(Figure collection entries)

>>>

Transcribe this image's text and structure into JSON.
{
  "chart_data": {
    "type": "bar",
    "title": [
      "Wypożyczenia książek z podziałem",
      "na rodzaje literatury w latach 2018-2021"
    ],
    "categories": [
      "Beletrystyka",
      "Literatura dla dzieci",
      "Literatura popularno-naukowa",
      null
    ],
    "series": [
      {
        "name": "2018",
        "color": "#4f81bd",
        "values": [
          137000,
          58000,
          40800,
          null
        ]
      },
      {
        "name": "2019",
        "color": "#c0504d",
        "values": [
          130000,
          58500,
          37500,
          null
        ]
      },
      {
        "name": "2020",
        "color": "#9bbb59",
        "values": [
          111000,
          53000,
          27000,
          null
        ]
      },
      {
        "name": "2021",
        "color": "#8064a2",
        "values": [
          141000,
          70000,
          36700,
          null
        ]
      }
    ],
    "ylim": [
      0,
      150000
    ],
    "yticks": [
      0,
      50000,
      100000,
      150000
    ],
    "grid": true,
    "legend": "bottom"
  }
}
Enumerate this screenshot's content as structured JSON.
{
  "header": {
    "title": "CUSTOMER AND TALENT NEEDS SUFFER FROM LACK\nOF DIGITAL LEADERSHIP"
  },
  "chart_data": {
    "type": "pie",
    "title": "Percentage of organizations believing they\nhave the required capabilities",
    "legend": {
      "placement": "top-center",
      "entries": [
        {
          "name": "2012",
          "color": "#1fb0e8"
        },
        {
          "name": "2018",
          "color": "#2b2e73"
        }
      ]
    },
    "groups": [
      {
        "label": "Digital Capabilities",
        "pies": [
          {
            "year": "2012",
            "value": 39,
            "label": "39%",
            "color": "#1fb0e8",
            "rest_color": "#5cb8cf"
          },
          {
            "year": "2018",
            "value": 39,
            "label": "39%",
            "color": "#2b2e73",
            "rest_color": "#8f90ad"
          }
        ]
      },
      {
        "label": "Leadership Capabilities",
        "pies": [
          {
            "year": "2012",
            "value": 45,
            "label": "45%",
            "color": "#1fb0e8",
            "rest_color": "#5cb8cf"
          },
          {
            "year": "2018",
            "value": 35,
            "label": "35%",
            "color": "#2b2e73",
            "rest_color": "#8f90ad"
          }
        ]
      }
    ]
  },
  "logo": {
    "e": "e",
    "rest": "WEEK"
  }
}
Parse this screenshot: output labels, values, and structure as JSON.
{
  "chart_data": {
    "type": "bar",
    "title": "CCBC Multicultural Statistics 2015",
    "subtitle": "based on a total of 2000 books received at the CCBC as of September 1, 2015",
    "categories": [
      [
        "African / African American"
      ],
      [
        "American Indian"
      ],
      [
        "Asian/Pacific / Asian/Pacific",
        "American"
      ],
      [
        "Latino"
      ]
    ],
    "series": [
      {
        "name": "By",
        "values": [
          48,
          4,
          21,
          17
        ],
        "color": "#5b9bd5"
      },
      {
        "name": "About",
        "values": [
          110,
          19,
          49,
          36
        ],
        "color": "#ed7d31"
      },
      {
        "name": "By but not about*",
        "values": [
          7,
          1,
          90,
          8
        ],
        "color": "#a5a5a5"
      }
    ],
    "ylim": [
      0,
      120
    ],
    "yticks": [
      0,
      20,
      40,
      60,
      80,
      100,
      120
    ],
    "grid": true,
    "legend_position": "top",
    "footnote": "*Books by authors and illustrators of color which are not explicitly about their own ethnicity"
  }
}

<<<

• Given instruction: Go through the records above and retype each one exactly.

• Output:
Transcribe this image's text and structure into JSON.
{
  "chart_data": {
    "type": "bar",
    "title": [
      "Wypożyczenia książek z podziałem",
      "na rodzaje literatury w latach 2018-2021"
    ],
    "categories": [
      "Beletrystyka",
      "Literatura dla dzieci",
      "Literatura popularno-naukowa",
      null
    ],
    "series": [
      {
        "name": "2018",
        "color": "#4f81bd",
        "values": [
          137000,
          58000,
          40800,
          null
        ]
      },
      {
        "name": "2019",
        "color": "#c0504d",
        "values": [
          130000,
          58500,
          37500,
          null
        ]
      },
      {
        "name": "2020",
        "color": "#9bbb59",
        "values": [
          111000,
          53000,
          27000,
          null
        ]
      },
      {
        "name": "2021",
        "color": "#8064a2",
        "values": [
          141000,
          70000,
          36700,
          null
        ]
      }
    ],
    "ylim": [
      0,
      150000
    ],
    "yticks": [
      0,
      50000,
      100000,
      150000
    ],
    "grid": true,
    "legend": "bottom"
  }
}
Enumerate this screenshot's content as structured JSON.
{
  "header": {
    "title": "CUSTOMER AND TALENT NEEDS SUFFER FROM LACK\nOF DIGITAL LEADERSHIP"
  },
  "chart_data": {
    "type": "pie",
    "title": "Percentage of organizations believing they\nhave the required capabilities",
    "legend": {
      "placement": "top-center",
      "entries": [
        {
          "name": "2012",
          "color": "#1fb0e8"
        },
        {
          "name": "2018",
          "color": "#2b2e73"
        }
      ]
    },
    "groups": [
      {
        "label": "Digital Capabilities",
        "pies": [
          {
            "year": "2012",
            "value": 39,
            "label": "39%",
            "color": "#1fb0e8",
            "rest_color": "#5cb8cf"
          },
          {
            "year": "2018",
            "value": 39,
            "label": "39%",
            "color": "#2b2e73",
            "rest_color": "#8f90ad"
          }
        ]
      },
      {
        "label": "Leadership Capabilities",
        "pies": [
          {
            "year": "2012",
            "value": 45,
            "label": "45%",
            "color": "#1fb0e8",
            "rest_color": "#5cb8cf"
          },
          {
            "year": "2018",
            "value": 35,
            "label": "35%",
            "color": "#2b2e73",
            "rest_color": "#8f90ad"
          }
        ]
      }
    ]
  },
  "logo": {
    "e": "e",
    "rest": "WEEK"
  }
}
Parse this screenshot: output labels, values, and structure as JSON.
{
  "chart_data": {
    "type": "bar",
    "title": "CCBC Multicultural Statistics 2015",
    "subtitle": "based on a total of 2000 books received at the CCBC as of September 1, 2015",
    "categories": [
      [
        "African / African American"
      ],
      [
        "American Indian"
      ],
      [
        "Asian/Pacific / Asian/Pacific",
        "American"
      ],
      [
        "Latino"
      ]
    ],
    "series": [
      {
        "name": "By",
        "values": [
          48,
          4,
          21,
          17
        ],
        "color": "#5b9bd5"
      },
      {
        "name": "About",
        "values": [
          110,
          19,
          49,
          36
        ],
        "color": "#ed7d31"
      },
      {
        "name": "By but not about*",
        "values": [
          7,
          1,
          90,
          8
        ],
        "color": "#a5a5a5"
      }
    ],
    "ylim": [
      0,
      120
    ],
    "yticks": [
      0,
      20,
      40,
      60,
      80,
      100,
      120
    ],
    "grid": true,
    "legend_position": "top",
    "footnote": "*Books by authors and illustrators of color which are not explicitly about their own ethnicity"
  }
}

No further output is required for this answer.